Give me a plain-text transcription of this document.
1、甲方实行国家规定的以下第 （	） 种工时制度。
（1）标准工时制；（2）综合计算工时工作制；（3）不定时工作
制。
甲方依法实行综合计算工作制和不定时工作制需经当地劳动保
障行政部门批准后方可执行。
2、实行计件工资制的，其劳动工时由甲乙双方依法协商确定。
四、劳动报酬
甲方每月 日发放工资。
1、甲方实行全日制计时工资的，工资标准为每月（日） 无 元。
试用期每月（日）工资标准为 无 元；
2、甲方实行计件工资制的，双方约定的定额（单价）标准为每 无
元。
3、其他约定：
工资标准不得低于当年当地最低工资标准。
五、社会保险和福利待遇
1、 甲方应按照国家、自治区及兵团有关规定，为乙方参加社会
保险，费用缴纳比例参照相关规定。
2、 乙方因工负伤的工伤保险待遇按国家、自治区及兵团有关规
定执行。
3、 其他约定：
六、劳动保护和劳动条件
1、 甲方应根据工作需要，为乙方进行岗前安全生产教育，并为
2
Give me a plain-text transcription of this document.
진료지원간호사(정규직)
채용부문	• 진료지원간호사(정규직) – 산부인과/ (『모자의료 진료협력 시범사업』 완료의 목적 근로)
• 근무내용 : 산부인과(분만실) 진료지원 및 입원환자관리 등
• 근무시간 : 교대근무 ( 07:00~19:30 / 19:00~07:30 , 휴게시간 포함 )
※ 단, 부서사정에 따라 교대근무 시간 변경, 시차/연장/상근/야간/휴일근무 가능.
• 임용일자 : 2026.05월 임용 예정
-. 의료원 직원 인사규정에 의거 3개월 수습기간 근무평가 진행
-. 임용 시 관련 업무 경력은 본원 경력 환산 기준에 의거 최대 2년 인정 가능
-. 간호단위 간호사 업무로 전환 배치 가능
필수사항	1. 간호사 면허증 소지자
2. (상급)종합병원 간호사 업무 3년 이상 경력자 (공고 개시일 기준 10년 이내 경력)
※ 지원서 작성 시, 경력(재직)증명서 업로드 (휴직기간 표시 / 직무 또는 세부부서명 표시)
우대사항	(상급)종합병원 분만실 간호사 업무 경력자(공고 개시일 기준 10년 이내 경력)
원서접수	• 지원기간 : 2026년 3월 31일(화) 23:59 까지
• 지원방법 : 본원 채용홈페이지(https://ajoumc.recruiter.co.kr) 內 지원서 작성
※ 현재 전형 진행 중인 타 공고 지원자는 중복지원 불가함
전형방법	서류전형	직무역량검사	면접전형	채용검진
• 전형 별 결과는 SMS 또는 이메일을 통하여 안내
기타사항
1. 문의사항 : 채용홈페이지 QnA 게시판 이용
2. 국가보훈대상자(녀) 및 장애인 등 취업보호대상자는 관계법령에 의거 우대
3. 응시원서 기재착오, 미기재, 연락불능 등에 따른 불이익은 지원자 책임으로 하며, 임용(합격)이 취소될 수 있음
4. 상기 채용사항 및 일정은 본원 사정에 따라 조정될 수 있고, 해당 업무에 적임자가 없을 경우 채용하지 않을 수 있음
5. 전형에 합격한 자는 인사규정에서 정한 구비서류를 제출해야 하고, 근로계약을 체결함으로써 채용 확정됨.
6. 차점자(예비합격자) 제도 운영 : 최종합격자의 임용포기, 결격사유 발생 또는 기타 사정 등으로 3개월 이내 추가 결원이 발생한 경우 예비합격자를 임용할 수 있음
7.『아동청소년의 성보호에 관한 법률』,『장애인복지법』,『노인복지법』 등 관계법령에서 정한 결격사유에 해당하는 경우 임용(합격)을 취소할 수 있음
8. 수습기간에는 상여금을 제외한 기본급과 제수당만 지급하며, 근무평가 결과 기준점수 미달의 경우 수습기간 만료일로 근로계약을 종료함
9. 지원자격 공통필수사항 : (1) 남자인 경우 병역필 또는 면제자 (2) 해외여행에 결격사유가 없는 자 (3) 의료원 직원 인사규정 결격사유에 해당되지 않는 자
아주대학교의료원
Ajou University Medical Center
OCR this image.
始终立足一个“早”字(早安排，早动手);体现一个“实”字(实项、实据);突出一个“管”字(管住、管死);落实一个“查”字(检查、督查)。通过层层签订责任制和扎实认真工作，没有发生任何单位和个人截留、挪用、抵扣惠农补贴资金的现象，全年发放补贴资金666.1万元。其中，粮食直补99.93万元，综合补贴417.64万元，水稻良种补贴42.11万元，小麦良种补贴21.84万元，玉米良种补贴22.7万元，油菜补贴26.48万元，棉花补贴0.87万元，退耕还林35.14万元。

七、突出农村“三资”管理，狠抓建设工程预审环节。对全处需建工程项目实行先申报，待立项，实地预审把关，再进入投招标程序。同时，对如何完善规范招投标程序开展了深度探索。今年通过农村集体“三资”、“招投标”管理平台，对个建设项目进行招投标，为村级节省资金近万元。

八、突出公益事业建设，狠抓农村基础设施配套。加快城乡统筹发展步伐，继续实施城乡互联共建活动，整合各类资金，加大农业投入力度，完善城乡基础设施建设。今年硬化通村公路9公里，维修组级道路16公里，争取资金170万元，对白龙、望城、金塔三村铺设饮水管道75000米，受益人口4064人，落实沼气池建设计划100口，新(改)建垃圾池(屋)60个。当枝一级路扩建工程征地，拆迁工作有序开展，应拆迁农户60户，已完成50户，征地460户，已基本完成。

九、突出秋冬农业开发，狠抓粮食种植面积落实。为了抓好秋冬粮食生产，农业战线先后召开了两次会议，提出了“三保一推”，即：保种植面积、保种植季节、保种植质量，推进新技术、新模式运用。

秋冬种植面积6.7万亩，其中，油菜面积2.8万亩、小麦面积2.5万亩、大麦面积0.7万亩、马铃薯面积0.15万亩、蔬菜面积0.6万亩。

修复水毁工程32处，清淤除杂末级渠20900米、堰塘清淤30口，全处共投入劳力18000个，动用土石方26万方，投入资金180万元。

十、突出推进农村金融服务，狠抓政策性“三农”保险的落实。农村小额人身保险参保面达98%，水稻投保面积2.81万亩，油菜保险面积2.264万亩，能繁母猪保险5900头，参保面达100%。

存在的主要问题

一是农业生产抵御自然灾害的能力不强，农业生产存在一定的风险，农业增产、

════════════════

• _Instruction_:
Each line in the material above must be retyped without alteration.

• _Task response_:
Give me a plain-text transcription of this document.
1、甲方实行国家规定的以下第 （	） 种工时制度。
（1）标准工时制；（2）综合计算工时工作制；（3）不定时工作
制。
甲方依法实行综合计算工作制和不定时工作制需经当地劳动保
障行政部门批准后方可执行。
2、实行计件工资制的，其劳动工时由甲乙双方依法协商确定。
四、劳动报酬
甲方每月 日发放工资。
1、甲方实行全日制计时工资的，工资标准为每月（日） 无 元。
试用期每月（日）工资标准为 无 元；
2、甲方实行计件工资制的，双方约定的定额（单价）标准为每 无
元。
3、其他约定：
工资标准不得低于当年当地最低工资标准。
五、社会保险和福利待遇
1、 甲方应按照国家、自治区及兵团有关规定，为乙方参加社会
保险，费用缴纳比例参照相关规定。
2、 乙方因工负伤的工伤保险待遇按国家、自治区及兵团有关规
定执行。
3、 其他约定：
六、劳动保护和劳动条件
1、 甲方应根据工作需要，为乙方进行岗前安全生产教育，并为
2
Give me a plain-text transcription of this document.
진료지원간호사(정규직)
채용부문	• 진료지원간호사(정규직) – 산부인과/ (『모자의료 진료협력 시범사업』 완료의 목적 근로)
• 근무내용 : 산부인과(분만실) 진료지원 및 입원환자관리 등
• 근무시간 : 교대근무 ( 07:00~19:30 / 19:00~07:30 , 휴게시간 포함 )
※ 단, 부서사정에 따라 교대근무 시간 변경, 시차/연장/상근/야간/휴일근무 가능.
• 임용일자 : 2026.05월 임용 예정
-. 의료원 직원 인사규정에 의거 3개월 수습기간 근무평가 진행
-. 임용 시 관련 업무 경력은 본원 경력 환산 기준에 의거 최대 2년 인정 가능
-. 간호단위 간호사 업무로 전환 배치 가능
필수사항	1. 간호사 면허증 소지자
2. (상급)종합병원 간호사 업무 3년 이상 경력자 (공고 개시일 기준 10년 이내 경력)
※ 지원서 작성 시, 경력(재직)증명서 업로드 (휴직기간 표시 / 직무 또는 세부부서명 표시)
우대사항	(상급)종합병원 분만실 간호사 업무 경력자(공고 개시일 기준 10년 이내 경력)
원서접수	• 지원기간 : 2026년 3월 31일(화) 23:59 까지
• 지원방법 : 본원 채용홈페이지(https://ajoumc.recruiter.co.kr) 內 지원서 작성
※ 현재 전형 진행 중인 타 공고 지원자는 중복지원 불가함
전형방법	서류전형	직무역량검사	면접전형	채용검진
• 전형 별 결과는 SMS 또는 이메일을 통하여 안내
기타사항
1. 문의사항 : 채용홈페이지 QnA 게시판 이용
2. 국가보훈대상자(녀) 및 장애인 등 취업보호대상자는 관계법령에 의거 우대
3. 응시원서 기재착오, 미기재, 연락불능 등에 따른 불이익은 지원자 책임으로 하며, 임용(합격)이 취소될 수 있음
4. 상기 채용사항 및 일정은 본원 사정에 따라 조정될 수 있고, 해당 업무에 적임자가 없을 경우 채용하지 않을 수 있음
5. 전형에 합격한 자는 인사규정에서 정한 구비서류를 제출해야 하고, 근로계약을 체결함으로써 채용 확정됨.
6. 차점자(예비합격자) 제도 운영 : 최종합격자의 임용포기, 결격사유 발생 또는 기타 사정 등으로 3개월 이내 추가 결원이 발생한 경우 예비합격자를 임용할 수 있음
7.『아동청소년의 성보호에 관한 법률』,『장애인복지법』,『노인복지법』 등 관계법령에서 정한 결격사유에 해당하는 경우 임용(합격)을 취소할 수 있음
8. 수습기간에는 상여금을 제외한 기본급과 제수당만 지급하며, 근무평가 결과 기준점수 미달의 경우 수습기간 만료일로 근로계약을 종료함
9. 지원자격 공통필수사항 : (1) 남자인 경우 병역필 또는 면제자 (2) 해외여행에 결격사유가 없는 자 (3) 의료원 직원 인사규정 결격사유에 해당되지 않는 자
아주대학교의료원
Ajou University Medical Center
OCR this image.
始终立足一个“早”字(早安排，早动手);体现一个“实”字(实项、实据);突出一个“管”字(管住、管死);落实一个“查”字(检查、督查)。通过层层签订责任制和扎实认真工作，没有发生任何单位和个人截留、挪用、抵扣惠农补贴资金的现象，全年发放补贴资金666.1万元。其中，粮食直补99.93万元，综合补贴417.64万元，水稻良种补贴42.11万元，小麦良种补贴21.84万元，玉米良种补贴22.7万元，油菜补贴26.48万元，棉花补贴0.87万元，退耕还林35.14万元。

七、突出农村“三资”管理，狠抓建设工程预审环节。对全处需建工程项目实行先申报，待立项，实地预审把关，再进入投招标程序。同时，对如何完善规范招投标程序开展了深度探索。今年通过农村集体“三资”、“招投标”管理平台，对个建设项目进行招投标，为村级节省资金近万元。

八、突出公益事业建设，狠抓农村基础设施配套。加快城乡统筹发展步伐，继续实施城乡互联共建活动，整合各类资金，加大农业投入力度，完善城乡基础设施建设。今年硬化通村公路9公里，维修组级道路16公里，争取资金170万元，对白龙、望城、金塔三村铺设饮水管道75000米，受益人口4064人，落实沼气池建设计划100口，新(改)建垃圾池(屋)60个。当枝一级路扩建工程征地，拆迁工作有序开展，应拆迁农户60户，已完成50户，征地460户，已基本完成。

九、突出秋冬农业开发，狠抓粮食种植面积落实。为了抓好秋冬粮食生产，农业战线先后召开了两次会议，提出了“三保一推”，即：保种植面积、保种植季节、保种植质量，推进新技术、新模式运用。

秋冬种植面积6.7万亩，其中，油菜面积2.8万亩、小麦面积2.5万亩、大麦面积0.7万亩、马铃薯面积0.15万亩、蔬菜面积0.6万亩。

修复水毁工程32处，清淤除杂末级渠20900米、堰塘清淤30口，全处共投入劳力18000个，动用土石方26万方，投入资金180万元。

十、突出推进农村金融服务，狠抓政策性“三农”保险的落实。农村小额人身保险参保面达98%，水稻投保面积2.81万亩，油菜保险面积2.264万亩，能繁母猪保险5900头，参保面达100%。

存在的主要问题

一是农业生产抵御自然灾害的能力不强，农业生产存在一定的风险，农业增产、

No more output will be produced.